### Available data:
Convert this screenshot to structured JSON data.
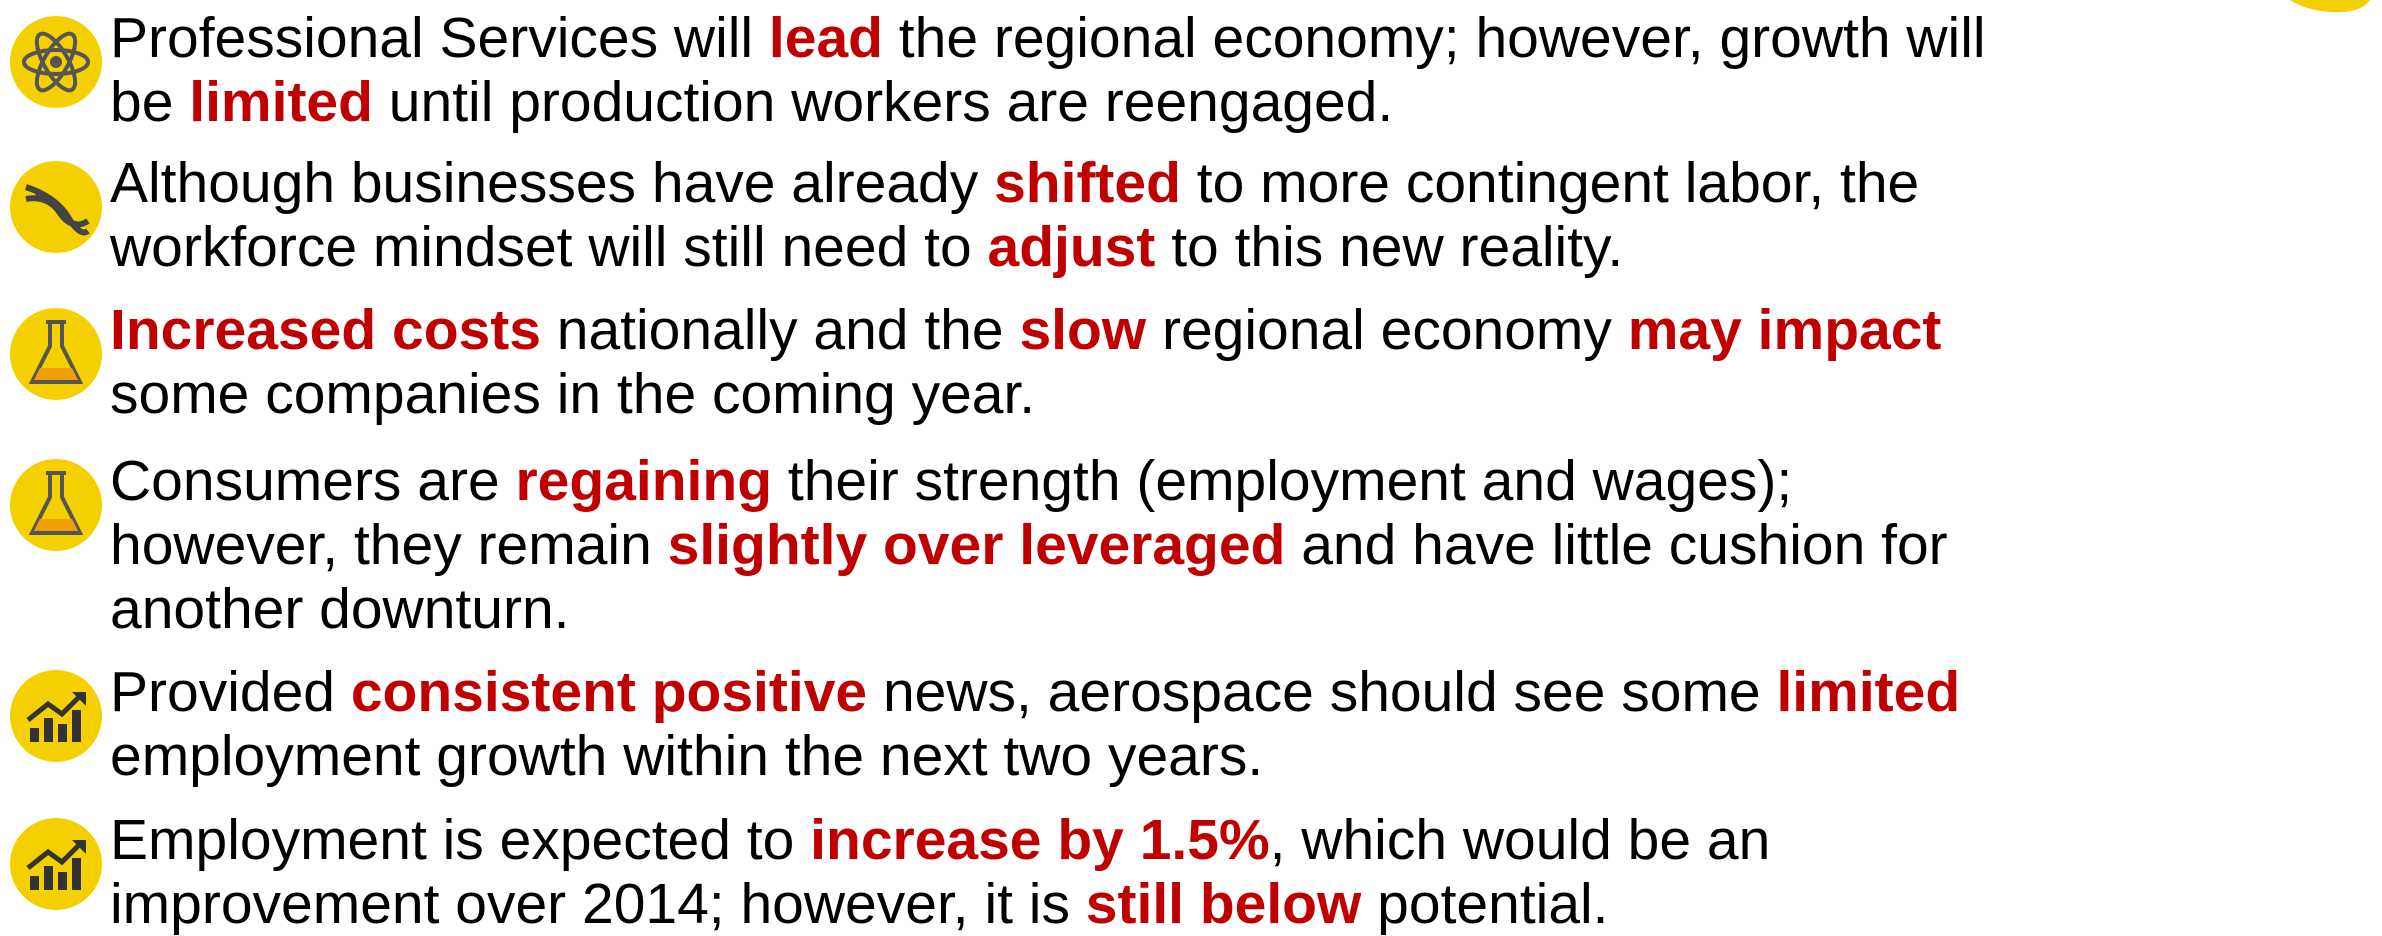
{
  "bullets": [
    {
      "lines": [
        [
          {
            "text": "Professional Services will "
          },
          {
            "text": "lead",
            "highlight": true
          },
          {
            "text": " the regional economy; however, growth will"
          }
        ],
        [
          {
            "text": "be "
          },
          {
            "text": "limited",
            "highlight": true
          },
          {
            "text": " until production workers are reengaged."
          }
        ]
      ]
    },
    {
      "lines": [
        [
          {
            "text": "Although businesses have already "
          },
          {
            "text": "shifted",
            "highlight": true
          },
          {
            "text": " to more contingent labor, the"
          }
        ],
        [
          {
            "text": "workforce mindset will still need to "
          },
          {
            "text": "adjust",
            "highlight": true
          },
          {
            "text": " to this new reality."
          }
        ]
      ]
    },
    {
      "lines": [
        [
          {
            "text": "Increased costs",
            "highlight": true
          },
          {
            "text": " nationally and the "
          },
          {
            "text": "slow",
            "highlight": true
          },
          {
            "text": " regional economy "
          },
          {
            "text": "may impact",
            "highlight": true
          }
        ],
        [
          {
            "text": "some companies in the coming year."
          }
        ]
      ]
    },
    {
      "lines": [
        [
          {
            "text": "Consumers are "
          },
          {
            "text": "regaining",
            "highlight": true
          },
          {
            "text": " their strength (employment and wages);"
          }
        ],
        [
          {
            "text": "however, they remain "
          },
          {
            "text": "slightly over leveraged",
            "highlight": true
          },
          {
            "text": " and have little cushion for"
          }
        ],
        [
          {
            "text": "another downturn."
          }
        ]
      ]
    },
    {
      "lines": [
        [
          {
            "text": "Provided "
          },
          {
            "text": "consistent positive",
            "highlight": true
          },
          {
            "text": " news, aerospace should see some "
          },
          {
            "text": "limited",
            "highlight": true
          }
        ],
        [
          {
            "text": "employment growth within the next two years."
          }
        ]
      ]
    },
    {
      "lines": [
        [
          {
            "text": "Employment is expected to "
          },
          {
            "text": "increase by 1.5%",
            "highlight": true
          },
          {
            "text": ", which would be an"
          }
        ],
        [
          {
            "text": "improvement over 2014; however, it is "
          },
          {
            "text": "still below",
            "highlight": true
          },
          {
            "text": " potential."
          }
        ]
      ]
    }
  ]
}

### Task objective:
Quote the records in full and exactly; skip any image.

### Completed exercise:
Convert this screenshot to structured JSON data.
{
  "bullets": [
    {
      "lines": [
        [
          {
            "text": "Professional Services will "
          },
          {
            "text": "lead",
            "highlight": true
          },
          {
            "text": " the regional economy; however, growth will"
          }
        ],
        [
          {
            "text": "be "
          },
          {
            "text": "limited",
            "highlight": true
          },
          {
            "text": " until production workers are reengaged."
          }
        ]
      ]
    },
    {
      "lines": [
        [
          {
            "text": "Although businesses have already "
          },
          {
            "text": "shifted",
            "highlight": true
          },
          {
            "text": " to more contingent labor, the"
          }
        ],
        [
          {
            "text": "workforce mindset will still need to "
          },
          {
            "text": "adjust",
            "highlight": true
          },
          {
            "text": " to this new reality."
          }
        ]
      ]
    },
    {
      "lines": [
        [
          {
            "text": "Increased costs",
            "highlight": true
          },
          {
            "text": " nationally and the "
          },
          {
            "text": "slow",
            "highlight": true
          },
          {
            "text": " regional economy "
          },
          {
            "text": "may impact",
            "highlight": true
          }
        ],
        [
          {
            "text": "some companies in the coming year."
          }
        ]
      ]
    },
    {
      "lines": [
        [
          {
            "text": "Consumers are "
          },
          {
            "text": "regaining",
            "highlight": true
          },
          {
            "text": " their strength (employment and wages);"
          }
        ],
        [
          {
            "text": "however, they remain "
          },
          {
            "text": "slightly over leveraged",
            "highlight": true
          },
          {
            "text": " and have little cushion for"
          }
        ],
        [
          {
            "text": "another downturn."
          }
        ]
      ]
    },
    {
      "lines": [
        [
          {
            "text": "Provided "
          },
          {
            "text": "consistent positive",
            "highlight": true
          },
          {
            "text": " news, aerospace should see some "
          },
          {
            "text": "limited",
            "highlight": true
          }
        ],
        [
          {
            "text": "employment growth within the next two years."
          }
        ]
      ]
    },
    {
      "lines": [
        [
          {
            "text": "Employment is expected to "
          },
          {
            "text": "increase by 1.5%",
            "highlight": true
          },
          {
            "text": ", which would be an"
          }
        ],
        [
          {
            "text": "improvement over 2014; however, it is "
          },
          {
            "text": "still below",
            "highlight": true
          },
          {
            "text": " potential."
          }
        ]
      ]
    }
  ]
}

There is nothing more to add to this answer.